[START]
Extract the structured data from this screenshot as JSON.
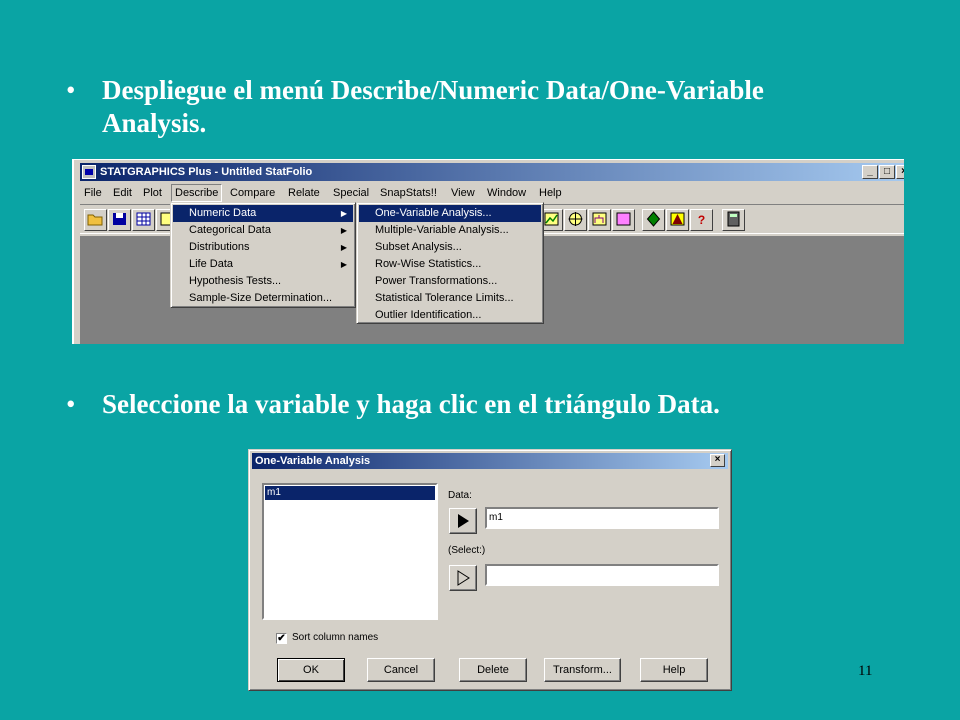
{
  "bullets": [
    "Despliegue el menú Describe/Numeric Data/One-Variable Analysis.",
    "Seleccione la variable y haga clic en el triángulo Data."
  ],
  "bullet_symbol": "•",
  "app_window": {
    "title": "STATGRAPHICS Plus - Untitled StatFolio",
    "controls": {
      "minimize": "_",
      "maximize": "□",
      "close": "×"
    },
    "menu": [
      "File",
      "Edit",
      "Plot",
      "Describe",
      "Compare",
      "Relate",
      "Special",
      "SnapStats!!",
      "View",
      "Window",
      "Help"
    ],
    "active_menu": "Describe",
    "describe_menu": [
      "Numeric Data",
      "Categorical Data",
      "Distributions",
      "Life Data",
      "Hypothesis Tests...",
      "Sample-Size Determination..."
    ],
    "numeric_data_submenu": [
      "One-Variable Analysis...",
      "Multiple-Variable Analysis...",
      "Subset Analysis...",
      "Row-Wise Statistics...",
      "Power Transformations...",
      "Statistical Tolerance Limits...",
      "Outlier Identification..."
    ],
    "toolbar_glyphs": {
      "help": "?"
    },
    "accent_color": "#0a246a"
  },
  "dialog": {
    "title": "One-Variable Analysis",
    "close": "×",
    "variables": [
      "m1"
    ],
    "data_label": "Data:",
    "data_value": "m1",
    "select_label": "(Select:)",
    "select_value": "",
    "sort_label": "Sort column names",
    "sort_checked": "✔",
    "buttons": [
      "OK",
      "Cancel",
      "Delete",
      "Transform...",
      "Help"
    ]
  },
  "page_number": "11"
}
[END]
## Written problem
Using the records above, output their complete text exactly, minus any images.

## Solution
Extract the structured data from this screenshot as JSON.
{
  "bullets": [
    "Despliegue el menú Describe/Numeric Data/One-Variable Analysis.",
    "Seleccione la variable y haga clic en el triángulo Data."
  ],
  "bullet_symbol": "•",
  "app_window": {
    "title": "STATGRAPHICS Plus - Untitled StatFolio",
    "controls": {
      "minimize": "_",
      "maximize": "□",
      "close": "×"
    },
    "menu": [
      "File",
      "Edit",
      "Plot",
      "Describe",
      "Compare",
      "Relate",
      "Special",
      "SnapStats!!",
      "View",
      "Window",
      "Help"
    ],
    "active_menu": "Describe",
    "describe_menu": [
      "Numeric Data",
      "Categorical Data",
      "Distributions",
      "Life Data",
      "Hypothesis Tests...",
      "Sample-Size Determination..."
    ],
    "numeric_data_submenu": [
      "One-Variable Analysis...",
      "Multiple-Variable Analysis...",
      "Subset Analysis...",
      "Row-Wise Statistics...",
      "Power Transformations...",
      "Statistical Tolerance Limits...",
      "Outlier Identification..."
    ],
    "toolbar_glyphs": {
      "help": "?"
    },
    "accent_color": "#0a246a"
  },
  "dialog": {
    "title": "One-Variable Analysis",
    "close": "×",
    "variables": [
      "m1"
    ],
    "data_label": "Data:",
    "data_value": "m1",
    "select_label": "(Select:)",
    "select_value": "",
    "sort_label": "Sort column names",
    "sort_checked": "✔",
    "buttons": [
      "OK",
      "Cancel",
      "Delete",
      "Transform...",
      "Help"
    ]
  },
  "page_number": "11"
}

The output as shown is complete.